Aim of the task = Go through the entries below and copy each line containing the word "Standard".

======== Records for processing

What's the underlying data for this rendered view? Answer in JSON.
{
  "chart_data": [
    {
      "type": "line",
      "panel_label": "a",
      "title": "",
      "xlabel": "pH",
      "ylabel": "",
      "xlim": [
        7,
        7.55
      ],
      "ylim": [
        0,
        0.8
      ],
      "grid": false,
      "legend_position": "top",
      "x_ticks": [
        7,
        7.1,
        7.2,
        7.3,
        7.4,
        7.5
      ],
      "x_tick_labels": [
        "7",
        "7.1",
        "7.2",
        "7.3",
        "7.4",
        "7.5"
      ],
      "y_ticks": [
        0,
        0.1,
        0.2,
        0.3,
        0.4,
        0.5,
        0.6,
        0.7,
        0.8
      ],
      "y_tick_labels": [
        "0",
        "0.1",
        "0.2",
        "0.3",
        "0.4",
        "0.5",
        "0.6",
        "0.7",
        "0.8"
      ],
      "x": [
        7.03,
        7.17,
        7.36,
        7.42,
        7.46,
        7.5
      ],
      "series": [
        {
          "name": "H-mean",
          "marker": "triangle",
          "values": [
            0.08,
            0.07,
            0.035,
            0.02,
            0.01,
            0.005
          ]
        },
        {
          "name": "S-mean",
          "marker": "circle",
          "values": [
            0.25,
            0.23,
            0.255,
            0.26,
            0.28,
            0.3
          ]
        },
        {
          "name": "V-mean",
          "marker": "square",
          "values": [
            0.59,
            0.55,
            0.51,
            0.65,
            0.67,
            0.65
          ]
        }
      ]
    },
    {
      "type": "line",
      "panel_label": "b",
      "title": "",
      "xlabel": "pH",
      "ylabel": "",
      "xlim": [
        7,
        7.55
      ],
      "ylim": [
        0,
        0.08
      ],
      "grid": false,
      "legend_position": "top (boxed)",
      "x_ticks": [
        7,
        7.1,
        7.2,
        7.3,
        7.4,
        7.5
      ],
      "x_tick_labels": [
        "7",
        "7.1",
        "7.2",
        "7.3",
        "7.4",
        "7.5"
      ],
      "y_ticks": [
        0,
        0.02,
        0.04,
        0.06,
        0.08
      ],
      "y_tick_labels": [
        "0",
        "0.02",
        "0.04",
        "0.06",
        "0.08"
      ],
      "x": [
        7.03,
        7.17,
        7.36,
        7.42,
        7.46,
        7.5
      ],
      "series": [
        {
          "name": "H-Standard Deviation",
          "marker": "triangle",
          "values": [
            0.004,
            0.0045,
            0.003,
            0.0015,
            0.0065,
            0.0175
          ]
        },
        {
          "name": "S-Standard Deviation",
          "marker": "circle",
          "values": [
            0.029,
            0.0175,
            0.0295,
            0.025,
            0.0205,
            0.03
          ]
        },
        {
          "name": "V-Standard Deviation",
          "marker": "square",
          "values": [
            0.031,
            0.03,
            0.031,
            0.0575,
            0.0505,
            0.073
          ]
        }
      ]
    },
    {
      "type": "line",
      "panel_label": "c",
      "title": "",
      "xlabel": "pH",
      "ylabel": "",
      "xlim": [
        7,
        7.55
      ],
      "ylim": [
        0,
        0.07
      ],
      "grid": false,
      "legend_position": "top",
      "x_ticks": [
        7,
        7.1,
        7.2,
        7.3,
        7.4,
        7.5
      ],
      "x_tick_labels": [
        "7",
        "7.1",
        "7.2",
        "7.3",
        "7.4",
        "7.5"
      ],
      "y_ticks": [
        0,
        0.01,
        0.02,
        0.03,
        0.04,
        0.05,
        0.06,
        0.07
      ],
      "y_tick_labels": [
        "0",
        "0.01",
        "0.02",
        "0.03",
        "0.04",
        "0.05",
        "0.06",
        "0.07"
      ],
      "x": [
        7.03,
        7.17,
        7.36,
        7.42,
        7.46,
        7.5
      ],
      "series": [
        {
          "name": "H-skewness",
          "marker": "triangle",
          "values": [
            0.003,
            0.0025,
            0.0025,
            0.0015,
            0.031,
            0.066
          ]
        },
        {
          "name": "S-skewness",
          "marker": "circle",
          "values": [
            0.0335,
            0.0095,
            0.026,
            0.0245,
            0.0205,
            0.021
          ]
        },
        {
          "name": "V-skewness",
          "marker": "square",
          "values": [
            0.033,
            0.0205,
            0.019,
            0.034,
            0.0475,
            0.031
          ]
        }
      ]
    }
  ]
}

================

Task response =
          "name": "H-Standard Deviation",
          "name": "S-Standard Deviation",
          "name": "V-Standard Deviation",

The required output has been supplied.